All entries are to be quoted exactly; the images stay out of the copy.

** Start Source material **

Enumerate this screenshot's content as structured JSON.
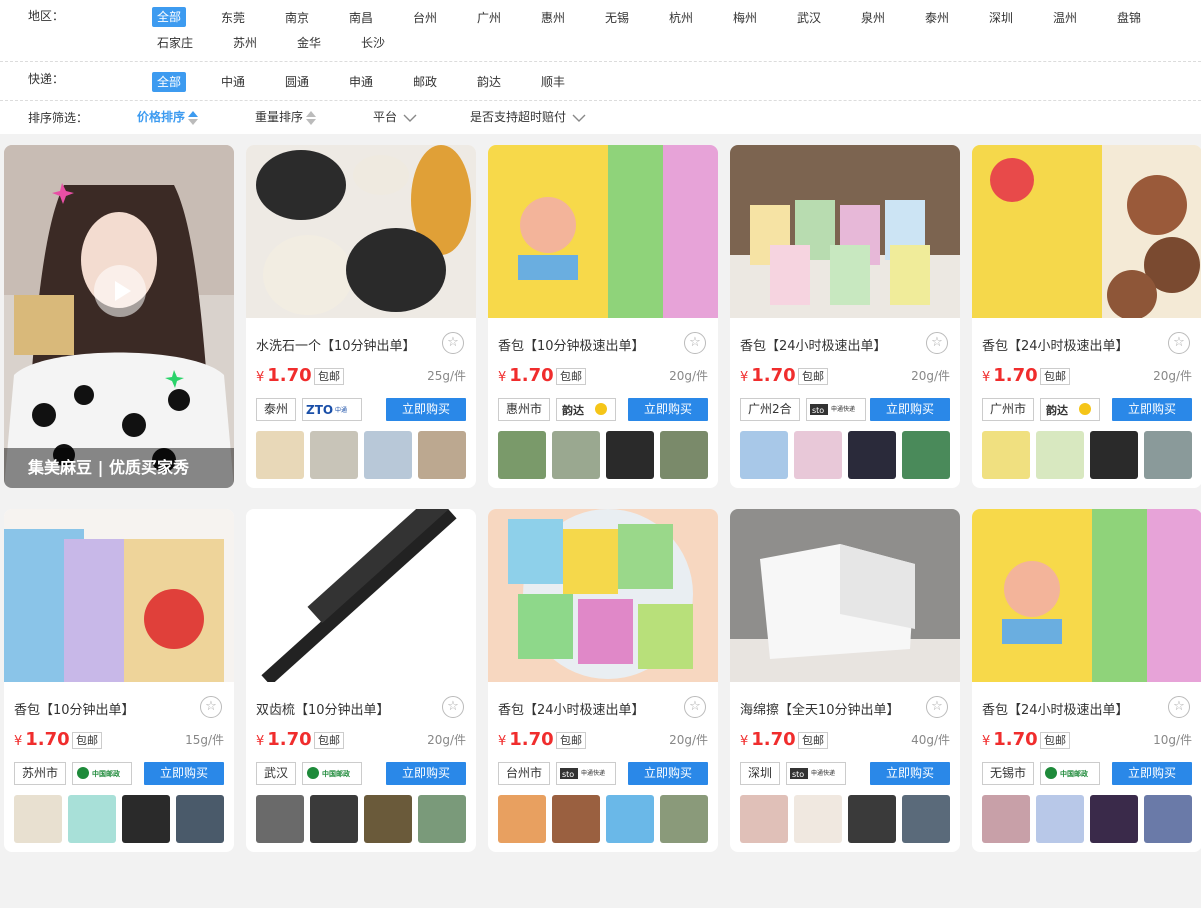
{
  "filters": {
    "region": {
      "label": "地区：",
      "options": [
        "全部",
        "东莞",
        "南京",
        "南昌",
        "台州",
        "广州",
        "惠州",
        "无锡",
        "杭州",
        "梅州",
        "武汉",
        "泉州",
        "泰州",
        "深圳",
        "温州",
        "盘锦",
        "石家庄",
        "苏州",
        "金华",
        "长沙"
      ],
      "active": "全部"
    },
    "courier": {
      "label": "快递：",
      "options": [
        "全部",
        "中通",
        "圆通",
        "申通",
        "邮政",
        "韵达",
        "顺丰"
      ],
      "active": "全部"
    },
    "sort": {
      "label": "排序筛选：",
      "price_sort": "价格排序",
      "weight_sort": "重量排序",
      "platform": "平台",
      "overtime_comp": "是否支持超时赔付"
    }
  },
  "video": {
    "caption": "集美麻豆 | 优质买家秀",
    "play_icon": "play-icon"
  },
  "products": [
    {
      "title": "水洗石一个【10分钟出单】",
      "price": "1.70",
      "currency": "¥",
      "shipping": "包邮",
      "weight": "25g/件",
      "city": "泰州",
      "courier": "ZTO中通快递",
      "buy": "立即购买"
    },
    {
      "title": "香包【10分钟极速出单】",
      "price": "1.70",
      "currency": "¥",
      "shipping": "包邮",
      "weight": "20g/件",
      "city": "惠州市",
      "courier": "韵达",
      "buy": "立即购买"
    },
    {
      "title": "香包【24小时极速出单】",
      "price": "1.70",
      "currency": "¥",
      "shipping": "包邮",
      "weight": "20g/件",
      "city": "广州2合",
      "courier": "sto申通快递",
      "buy": "立即购买"
    },
    {
      "title": "香包【24小时极速出单】",
      "price": "1.70",
      "currency": "¥",
      "shipping": "包邮",
      "weight": "20g/件",
      "city": "广州市",
      "courier": "韵达",
      "buy": "立即购买"
    },
    {
      "title": "香包【10分钟出单】",
      "price": "1.70",
      "currency": "¥",
      "shipping": "包邮",
      "weight": "15g/件",
      "city": "苏州市",
      "courier": "中国邮政",
      "buy": "立即购买"
    },
    {
      "title": "双齿梳【10分钟出单】",
      "price": "1.70",
      "currency": "¥",
      "shipping": "包邮",
      "weight": "20g/件",
      "city": "武汉",
      "courier": "中国邮政",
      "buy": "立即购买"
    },
    {
      "title": "香包【24小时极速出单】",
      "price": "1.70",
      "currency": "¥",
      "shipping": "包邮",
      "weight": "20g/件",
      "city": "台州市",
      "courier": "sto申通快递",
      "buy": "立即购买"
    },
    {
      "title": "海绵擦【全天10分钟出单】",
      "price": "1.70",
      "currency": "¥",
      "shipping": "包邮",
      "weight": "40g/件",
      "city": "深圳",
      "courier": "sto申通快递",
      "buy": "立即购买"
    },
    {
      "title": "香包【24小时极速出单】",
      "price": "1.70",
      "currency": "¥",
      "shipping": "包邮",
      "weight": "10g/件",
      "city": "无锡市",
      "courier": "中国邮政",
      "buy": "立即购买"
    }
  ],
  "colors": {
    "accent": "#3d9bf0",
    "price": "#f02d2d",
    "buy_button": "#2a88e8"
  }
}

** End Source material **

Reply to the exercise:
Enumerate this screenshot's content as structured JSON.
{
  "filters": {
    "region": {
      "label": "地区：",
      "options": [
        "全部",
        "东莞",
        "南京",
        "南昌",
        "台州",
        "广州",
        "惠州",
        "无锡",
        "杭州",
        "梅州",
        "武汉",
        "泉州",
        "泰州",
        "深圳",
        "温州",
        "盘锦",
        "石家庄",
        "苏州",
        "金华",
        "长沙"
      ],
      "active": "全部"
    },
    "courier": {
      "label": "快递：",
      "options": [
        "全部",
        "中通",
        "圆通",
        "申通",
        "邮政",
        "韵达",
        "顺丰"
      ],
      "active": "全部"
    },
    "sort": {
      "label": "排序筛选：",
      "price_sort": "价格排序",
      "weight_sort": "重量排序",
      "platform": "平台",
      "overtime_comp": "是否支持超时赔付"
    }
  },
  "video": {
    "caption": "集美麻豆 | 优质买家秀",
    "play_icon": "play-icon"
  },
  "products": [
    {
      "title": "水洗石一个【10分钟出单】",
      "price": "1.70",
      "currency": "¥",
      "shipping": "包邮",
      "weight": "25g/件",
      "city": "泰州",
      "courier": "ZTO中通快递",
      "buy": "立即购买"
    },
    {
      "title": "香包【10分钟极速出单】",
      "price": "1.70",
      "currency": "¥",
      "shipping": "包邮",
      "weight": "20g/件",
      "city": "惠州市",
      "courier": "韵达",
      "buy": "立即购买"
    },
    {
      "title": "香包【24小时极速出单】",
      "price": "1.70",
      "currency": "¥",
      "shipping": "包邮",
      "weight": "20g/件",
      "city": "广州2合",
      "courier": "sto申通快递",
      "buy": "立即购买"
    },
    {
      "title": "香包【24小时极速出单】",
      "price": "1.70",
      "currency": "¥",
      "shipping": "包邮",
      "weight": "20g/件",
      "city": "广州市",
      "courier": "韵达",
      "buy": "立即购买"
    },
    {
      "title": "香包【10分钟出单】",
      "price": "1.70",
      "currency": "¥",
      "shipping": "包邮",
      "weight": "15g/件",
      "city": "苏州市",
      "courier": "中国邮政",
      "buy": "立即购买"
    },
    {
      "title": "双齿梳【10分钟出单】",
      "price": "1.70",
      "currency": "¥",
      "shipping": "包邮",
      "weight": "20g/件",
      "city": "武汉",
      "courier": "中国邮政",
      "buy": "立即购买"
    },
    {
      "title": "香包【24小时极速出单】",
      "price": "1.70",
      "currency": "¥",
      "shipping": "包邮",
      "weight": "20g/件",
      "city": "台州市",
      "courier": "sto申通快递",
      "buy": "立即购买"
    },
    {
      "title": "海绵擦【全天10分钟出单】",
      "price": "1.70",
      "currency": "¥",
      "shipping": "包邮",
      "weight": "40g/件",
      "city": "深圳",
      "courier": "sto申通快递",
      "buy": "立即购买"
    },
    {
      "title": "香包【24小时极速出单】",
      "price": "1.70",
      "currency": "¥",
      "shipping": "包邮",
      "weight": "10g/件",
      "city": "无锡市",
      "courier": "中国邮政",
      "buy": "立即购买"
    }
  ],
  "colors": {
    "accent": "#3d9bf0",
    "price": "#f02d2d",
    "buy_button": "#2a88e8"
  }
}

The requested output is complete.